INSTRUCTIONS TO FOLLOW:
Search the data below for the string "this". Extract every line that contains it.

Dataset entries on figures
——————

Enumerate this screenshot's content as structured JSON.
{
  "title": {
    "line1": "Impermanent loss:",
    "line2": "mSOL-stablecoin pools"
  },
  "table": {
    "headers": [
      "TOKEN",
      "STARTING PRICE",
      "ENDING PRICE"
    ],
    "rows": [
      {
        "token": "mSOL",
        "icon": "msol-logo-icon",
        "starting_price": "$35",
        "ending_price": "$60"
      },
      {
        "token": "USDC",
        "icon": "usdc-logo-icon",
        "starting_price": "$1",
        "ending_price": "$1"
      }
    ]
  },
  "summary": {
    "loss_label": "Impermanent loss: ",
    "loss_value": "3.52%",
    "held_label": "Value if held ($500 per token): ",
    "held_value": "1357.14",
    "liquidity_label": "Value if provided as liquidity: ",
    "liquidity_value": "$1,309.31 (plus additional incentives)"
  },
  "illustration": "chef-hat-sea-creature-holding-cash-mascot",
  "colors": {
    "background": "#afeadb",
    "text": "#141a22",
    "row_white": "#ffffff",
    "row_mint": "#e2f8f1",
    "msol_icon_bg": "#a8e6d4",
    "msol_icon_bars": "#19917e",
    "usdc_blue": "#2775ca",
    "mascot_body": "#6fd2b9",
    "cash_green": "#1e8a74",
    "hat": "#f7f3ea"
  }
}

——————

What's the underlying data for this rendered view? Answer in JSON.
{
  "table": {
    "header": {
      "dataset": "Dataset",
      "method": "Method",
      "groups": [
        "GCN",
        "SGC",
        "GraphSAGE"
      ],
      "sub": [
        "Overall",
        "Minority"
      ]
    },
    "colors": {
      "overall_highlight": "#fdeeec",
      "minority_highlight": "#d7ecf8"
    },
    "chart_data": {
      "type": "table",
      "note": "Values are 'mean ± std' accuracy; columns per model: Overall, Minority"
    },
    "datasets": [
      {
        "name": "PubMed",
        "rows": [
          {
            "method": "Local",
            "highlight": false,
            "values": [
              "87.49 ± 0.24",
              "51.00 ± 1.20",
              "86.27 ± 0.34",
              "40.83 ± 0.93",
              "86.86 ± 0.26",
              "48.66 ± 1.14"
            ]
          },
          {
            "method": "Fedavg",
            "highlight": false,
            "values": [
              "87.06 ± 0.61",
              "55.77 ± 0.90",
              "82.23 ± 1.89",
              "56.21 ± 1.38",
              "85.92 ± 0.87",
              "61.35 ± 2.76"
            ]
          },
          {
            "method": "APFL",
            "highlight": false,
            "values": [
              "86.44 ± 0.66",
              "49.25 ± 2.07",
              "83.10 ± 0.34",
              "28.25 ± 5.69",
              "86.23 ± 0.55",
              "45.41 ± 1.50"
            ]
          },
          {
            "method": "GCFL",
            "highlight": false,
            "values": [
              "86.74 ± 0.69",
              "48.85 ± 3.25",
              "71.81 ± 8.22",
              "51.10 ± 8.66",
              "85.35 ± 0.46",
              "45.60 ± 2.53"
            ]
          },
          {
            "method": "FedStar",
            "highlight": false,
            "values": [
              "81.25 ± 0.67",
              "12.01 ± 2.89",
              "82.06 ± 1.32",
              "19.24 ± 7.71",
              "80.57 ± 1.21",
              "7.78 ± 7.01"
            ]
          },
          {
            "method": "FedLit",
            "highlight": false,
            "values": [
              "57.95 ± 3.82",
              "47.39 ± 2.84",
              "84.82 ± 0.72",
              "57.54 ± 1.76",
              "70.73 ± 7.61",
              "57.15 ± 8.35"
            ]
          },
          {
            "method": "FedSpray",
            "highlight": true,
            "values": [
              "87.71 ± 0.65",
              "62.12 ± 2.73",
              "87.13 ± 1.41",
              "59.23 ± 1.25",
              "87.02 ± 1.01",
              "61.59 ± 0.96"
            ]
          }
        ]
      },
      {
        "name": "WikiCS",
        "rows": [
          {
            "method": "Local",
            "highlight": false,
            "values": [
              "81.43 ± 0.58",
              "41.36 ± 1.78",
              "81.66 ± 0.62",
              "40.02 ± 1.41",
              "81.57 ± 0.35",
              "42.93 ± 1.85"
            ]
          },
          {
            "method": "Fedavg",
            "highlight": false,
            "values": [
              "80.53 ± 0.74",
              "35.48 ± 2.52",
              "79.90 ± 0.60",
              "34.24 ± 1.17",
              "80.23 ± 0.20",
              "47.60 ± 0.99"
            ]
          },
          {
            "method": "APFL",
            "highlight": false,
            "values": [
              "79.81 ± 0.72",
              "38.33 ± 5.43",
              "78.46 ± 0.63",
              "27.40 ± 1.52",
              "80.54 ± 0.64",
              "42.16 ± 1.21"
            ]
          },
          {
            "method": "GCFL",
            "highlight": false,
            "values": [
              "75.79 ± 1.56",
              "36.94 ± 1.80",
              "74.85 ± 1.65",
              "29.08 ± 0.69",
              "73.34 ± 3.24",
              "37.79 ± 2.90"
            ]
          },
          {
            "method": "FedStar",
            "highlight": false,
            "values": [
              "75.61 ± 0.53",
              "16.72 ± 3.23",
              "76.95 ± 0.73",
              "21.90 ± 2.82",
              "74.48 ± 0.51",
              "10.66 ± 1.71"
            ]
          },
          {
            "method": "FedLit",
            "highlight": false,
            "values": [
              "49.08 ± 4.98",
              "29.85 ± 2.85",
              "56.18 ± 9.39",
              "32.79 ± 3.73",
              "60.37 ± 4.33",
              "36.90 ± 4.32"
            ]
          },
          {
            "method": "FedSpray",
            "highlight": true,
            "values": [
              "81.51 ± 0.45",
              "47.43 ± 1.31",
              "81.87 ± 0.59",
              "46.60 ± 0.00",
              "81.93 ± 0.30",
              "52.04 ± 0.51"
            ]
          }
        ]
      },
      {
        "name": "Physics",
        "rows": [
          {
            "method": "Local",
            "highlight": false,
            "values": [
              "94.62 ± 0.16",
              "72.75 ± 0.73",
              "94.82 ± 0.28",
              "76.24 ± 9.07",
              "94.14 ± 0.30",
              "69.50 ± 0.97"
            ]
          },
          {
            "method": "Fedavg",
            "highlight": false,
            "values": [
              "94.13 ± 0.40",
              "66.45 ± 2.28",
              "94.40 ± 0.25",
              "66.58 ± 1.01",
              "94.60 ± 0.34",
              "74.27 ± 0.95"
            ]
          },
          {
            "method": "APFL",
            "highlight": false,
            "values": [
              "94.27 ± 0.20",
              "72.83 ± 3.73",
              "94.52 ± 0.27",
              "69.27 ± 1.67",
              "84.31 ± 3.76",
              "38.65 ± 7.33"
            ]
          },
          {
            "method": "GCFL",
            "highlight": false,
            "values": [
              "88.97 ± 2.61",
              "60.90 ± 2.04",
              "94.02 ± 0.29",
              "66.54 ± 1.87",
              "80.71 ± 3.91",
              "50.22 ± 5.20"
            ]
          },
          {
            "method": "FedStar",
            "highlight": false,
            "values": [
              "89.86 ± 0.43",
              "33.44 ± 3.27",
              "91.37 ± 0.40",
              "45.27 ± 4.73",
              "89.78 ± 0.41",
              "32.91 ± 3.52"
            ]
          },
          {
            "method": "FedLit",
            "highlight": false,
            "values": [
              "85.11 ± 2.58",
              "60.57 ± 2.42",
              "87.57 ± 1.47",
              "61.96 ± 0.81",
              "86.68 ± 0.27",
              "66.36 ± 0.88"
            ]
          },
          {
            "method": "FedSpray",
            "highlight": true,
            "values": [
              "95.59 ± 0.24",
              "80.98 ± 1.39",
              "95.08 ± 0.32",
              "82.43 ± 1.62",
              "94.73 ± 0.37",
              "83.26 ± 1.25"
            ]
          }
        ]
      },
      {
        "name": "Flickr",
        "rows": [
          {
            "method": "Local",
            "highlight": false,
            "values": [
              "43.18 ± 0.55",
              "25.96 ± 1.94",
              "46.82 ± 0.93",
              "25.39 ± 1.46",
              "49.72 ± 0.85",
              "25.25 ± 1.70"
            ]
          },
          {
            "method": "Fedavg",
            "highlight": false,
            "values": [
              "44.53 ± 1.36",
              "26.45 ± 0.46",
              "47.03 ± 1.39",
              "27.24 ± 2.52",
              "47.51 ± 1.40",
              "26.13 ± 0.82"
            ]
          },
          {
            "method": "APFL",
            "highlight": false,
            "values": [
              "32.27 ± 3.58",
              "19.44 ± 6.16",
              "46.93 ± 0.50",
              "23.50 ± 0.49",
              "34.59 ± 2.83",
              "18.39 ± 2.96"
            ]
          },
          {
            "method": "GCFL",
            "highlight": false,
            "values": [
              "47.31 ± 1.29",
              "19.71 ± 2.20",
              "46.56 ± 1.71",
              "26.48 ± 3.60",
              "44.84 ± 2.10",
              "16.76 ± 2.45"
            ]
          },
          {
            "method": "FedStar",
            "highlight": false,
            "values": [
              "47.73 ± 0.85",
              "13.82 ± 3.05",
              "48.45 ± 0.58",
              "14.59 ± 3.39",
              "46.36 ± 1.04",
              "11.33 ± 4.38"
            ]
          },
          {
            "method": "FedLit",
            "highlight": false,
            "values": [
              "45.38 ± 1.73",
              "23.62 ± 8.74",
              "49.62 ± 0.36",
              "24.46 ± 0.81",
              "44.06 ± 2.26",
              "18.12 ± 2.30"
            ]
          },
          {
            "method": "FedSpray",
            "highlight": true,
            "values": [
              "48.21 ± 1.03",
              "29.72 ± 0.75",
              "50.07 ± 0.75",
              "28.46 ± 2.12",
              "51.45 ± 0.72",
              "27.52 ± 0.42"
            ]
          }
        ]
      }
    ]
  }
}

——————

THE ANSWER:
Enumerate this screenshot's content as structured JSON.
What's the underlying data for this rendered view? Answer in JSON.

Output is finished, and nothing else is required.